DO THIS: Where a line contains the word "挑战自我", copy that line in full.

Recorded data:
------------------------------
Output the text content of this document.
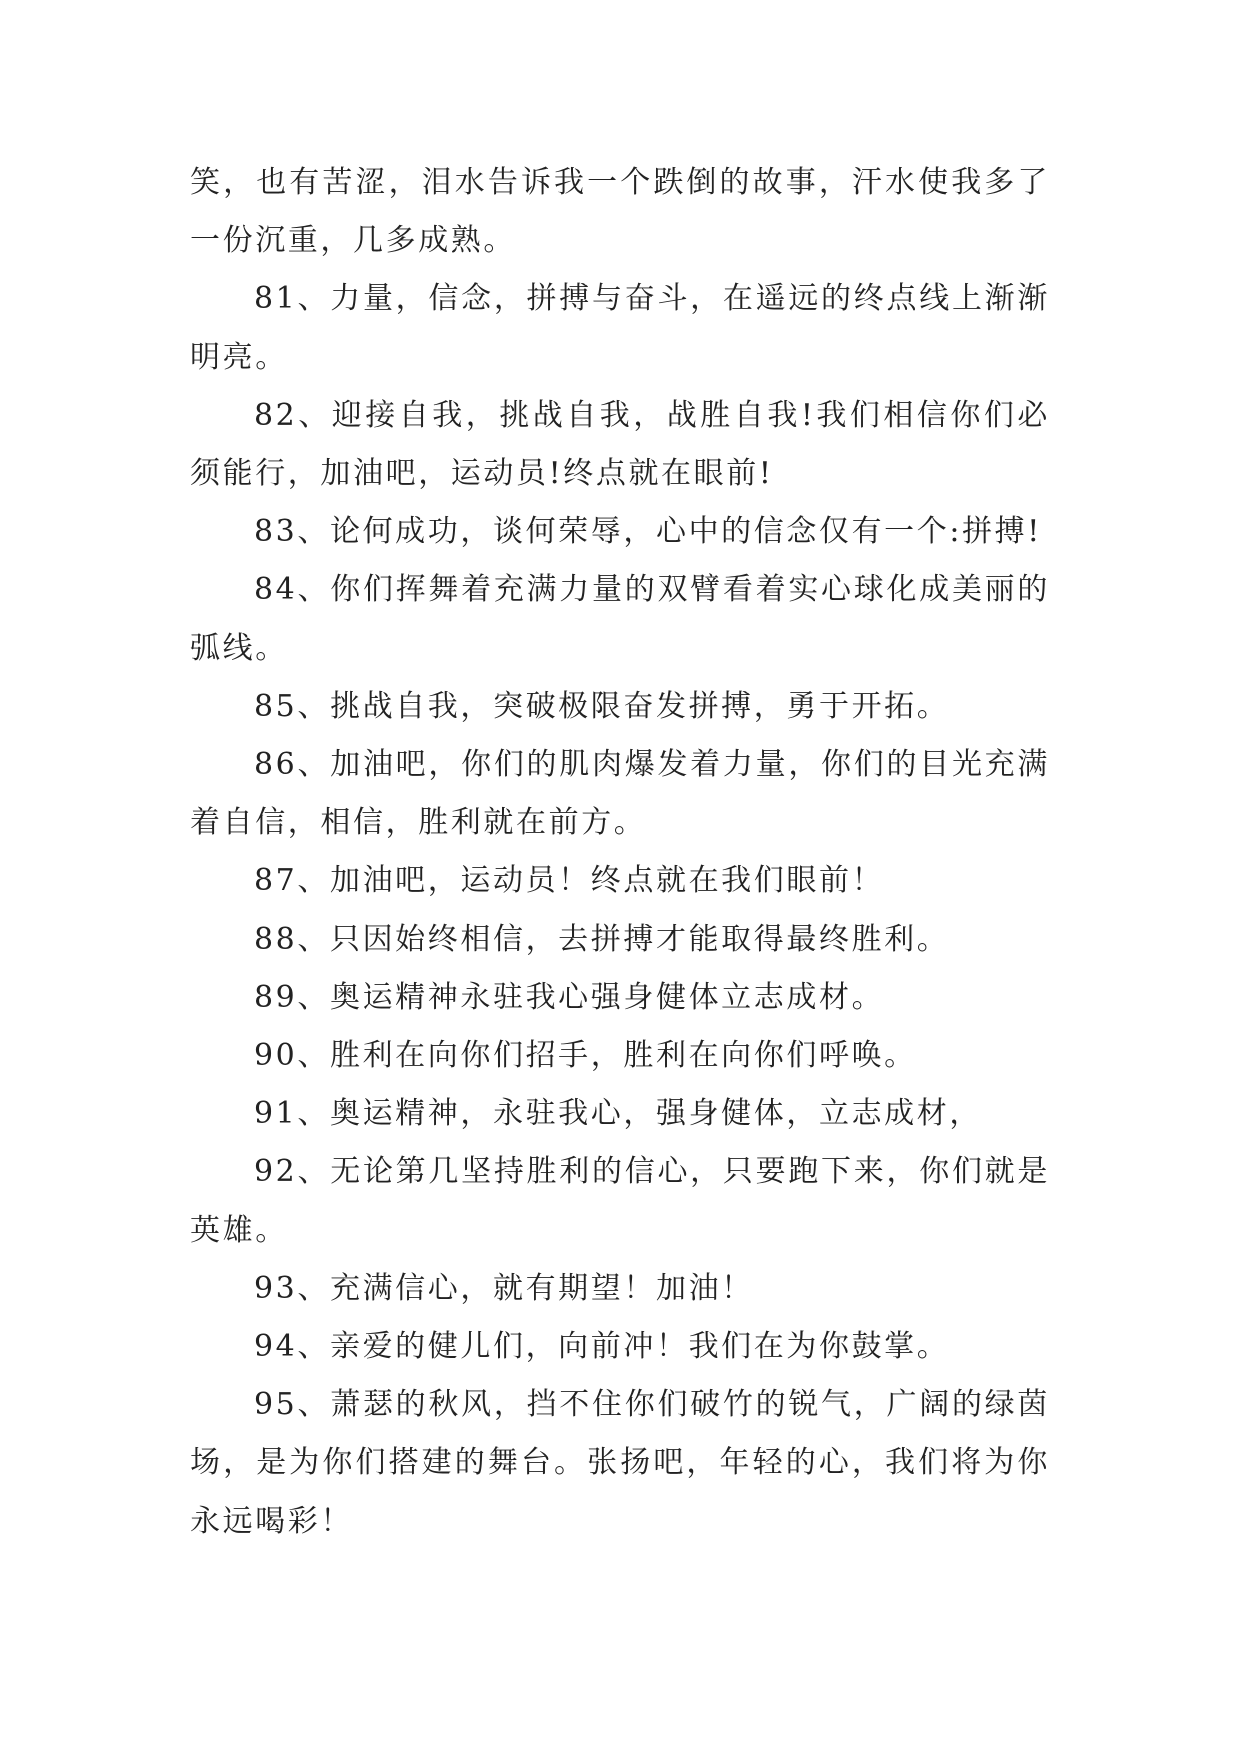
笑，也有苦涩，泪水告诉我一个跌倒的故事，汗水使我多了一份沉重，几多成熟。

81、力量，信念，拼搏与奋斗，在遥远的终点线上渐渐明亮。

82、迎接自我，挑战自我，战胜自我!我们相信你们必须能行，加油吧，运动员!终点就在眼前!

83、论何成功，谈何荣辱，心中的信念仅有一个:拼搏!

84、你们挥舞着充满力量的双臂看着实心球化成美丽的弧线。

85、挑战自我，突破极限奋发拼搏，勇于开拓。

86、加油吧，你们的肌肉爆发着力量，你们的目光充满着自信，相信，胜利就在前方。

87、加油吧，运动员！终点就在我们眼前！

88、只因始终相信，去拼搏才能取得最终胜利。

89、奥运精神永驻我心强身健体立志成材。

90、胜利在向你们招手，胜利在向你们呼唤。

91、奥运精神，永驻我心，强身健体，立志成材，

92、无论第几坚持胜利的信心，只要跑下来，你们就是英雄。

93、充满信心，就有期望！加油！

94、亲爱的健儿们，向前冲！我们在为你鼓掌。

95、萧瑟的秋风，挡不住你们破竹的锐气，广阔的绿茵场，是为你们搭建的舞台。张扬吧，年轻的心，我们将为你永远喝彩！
------------------------------
TASK RESULT:
82、迎接自我，挑战自我，战胜自我!我们相信你们必须能行，加油吧，运动员!终点就在眼前!
85、挑战自我，突破极限奋发拼搏，勇于开拓。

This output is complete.